▶ Given exercise
Gather each line in the entries that includes the string "title".

▶ Listing
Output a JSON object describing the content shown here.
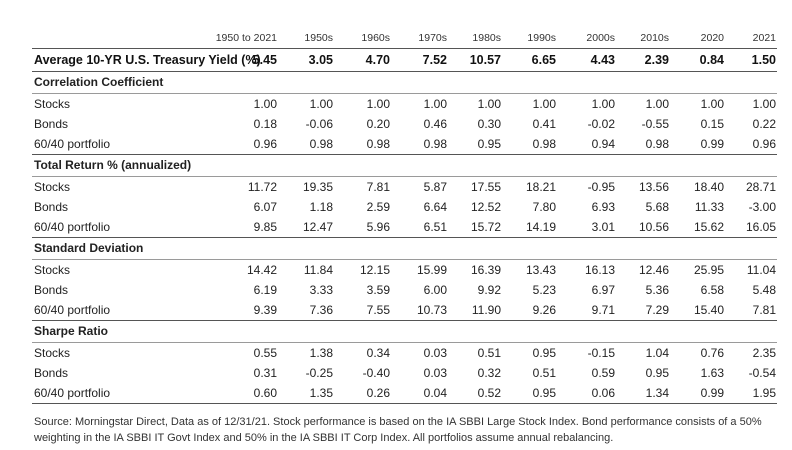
{
  "columns": [
    "1950 to 2021",
    "1950s",
    "1960s",
    "1970s",
    "1980s",
    "1990s",
    "2000s",
    "2010s",
    "2020",
    "2021"
  ],
  "yield_row": {
    "label": "Average 10-YR U.S. Treasury Yield (%)",
    "values": [
      "5.45",
      "3.05",
      "4.70",
      "7.52",
      "10.57",
      "6.65",
      "4.43",
      "2.39",
      "0.84",
      "1.50"
    ]
  },
  "sections": [
    {
      "title": "Correlation Coefficient",
      "rows": [
        {
          "label": "Stocks",
          "values": [
            "1.00",
            "1.00",
            "1.00",
            "1.00",
            "1.00",
            "1.00",
            "1.00",
            "1.00",
            "1.00",
            "1.00"
          ]
        },
        {
          "label": "Bonds",
          "values": [
            "0.18",
            "-0.06",
            "0.20",
            "0.46",
            "0.30",
            "0.41",
            "-0.02",
            "-0.55",
            "0.15",
            "0.22"
          ]
        },
        {
          "label": "60/40 portfolio",
          "values": [
            "0.96",
            "0.98",
            "0.98",
            "0.98",
            "0.95",
            "0.98",
            "0.94",
            "0.98",
            "0.99",
            "0.96"
          ]
        }
      ]
    },
    {
      "title": "Total Return % (annualized)",
      "rows": [
        {
          "label": "Stocks",
          "values": [
            "11.72",
            "19.35",
            "7.81",
            "5.87",
            "17.55",
            "18.21",
            "-0.95",
            "13.56",
            "18.40",
            "28.71"
          ]
        },
        {
          "label": "Bonds",
          "values": [
            "6.07",
            "1.18",
            "2.59",
            "6.64",
            "12.52",
            "7.80",
            "6.93",
            "5.68",
            "11.33",
            "-3.00"
          ]
        },
        {
          "label": "60/40 portfolio",
          "values": [
            "9.85",
            "12.47",
            "5.96",
            "6.51",
            "15.72",
            "14.19",
            "3.01",
            "10.56",
            "15.62",
            "16.05"
          ]
        }
      ]
    },
    {
      "title": "Standard Deviation",
      "rows": [
        {
          "label": "Stocks",
          "values": [
            "14.42",
            "11.84",
            "12.15",
            "15.99",
            "16.39",
            "13.43",
            "16.13",
            "12.46",
            "25.95",
            "11.04"
          ]
        },
        {
          "label": "Bonds",
          "values": [
            "6.19",
            "3.33",
            "3.59",
            "6.00",
            "9.92",
            "5.23",
            "6.97",
            "5.36",
            "6.58",
            "5.48"
          ]
        },
        {
          "label": "60/40 portfolio",
          "values": [
            "9.39",
            "7.36",
            "7.55",
            "10.73",
            "11.90",
            "9.26",
            "9.71",
            "7.29",
            "15.40",
            "7.81"
          ]
        }
      ]
    },
    {
      "title": "Sharpe Ratio",
      "rows": [
        {
          "label": "Stocks",
          "values": [
            "0.55",
            "1.38",
            "0.34",
            "0.03",
            "0.51",
            "0.95",
            "-0.15",
            "1.04",
            "0.76",
            "2.35"
          ]
        },
        {
          "label": "Bonds",
          "values": [
            "0.31",
            "-0.25",
            "-0.40",
            "0.03",
            "0.32",
            "0.51",
            "0.59",
            "0.95",
            "1.63",
            "-0.54"
          ]
        },
        {
          "label": "60/40 portfolio",
          "values": [
            "0.60",
            "1.35",
            "0.26",
            "0.04",
            "0.52",
            "0.95",
            "0.06",
            "1.34",
            "0.99",
            "1.95"
          ]
        }
      ]
    }
  ],
  "source_note": "Source: Morningstar Direct, Data as of 12/31/21. Stock performance is based on the IA SBBI Large Stock Index. Bond performance consists of a 50% weighting in the IA SBBI IT Govt Index and 50% in the IA SBBI IT Corp Index. All portfolios assume annual rebalancing."
}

▶ Written solution
      "title": "Correlation Coefficient",
      "title": "Total Return % (annualized)",
      "title": "Standard Deviation",
      "title": "Sharpe Ratio",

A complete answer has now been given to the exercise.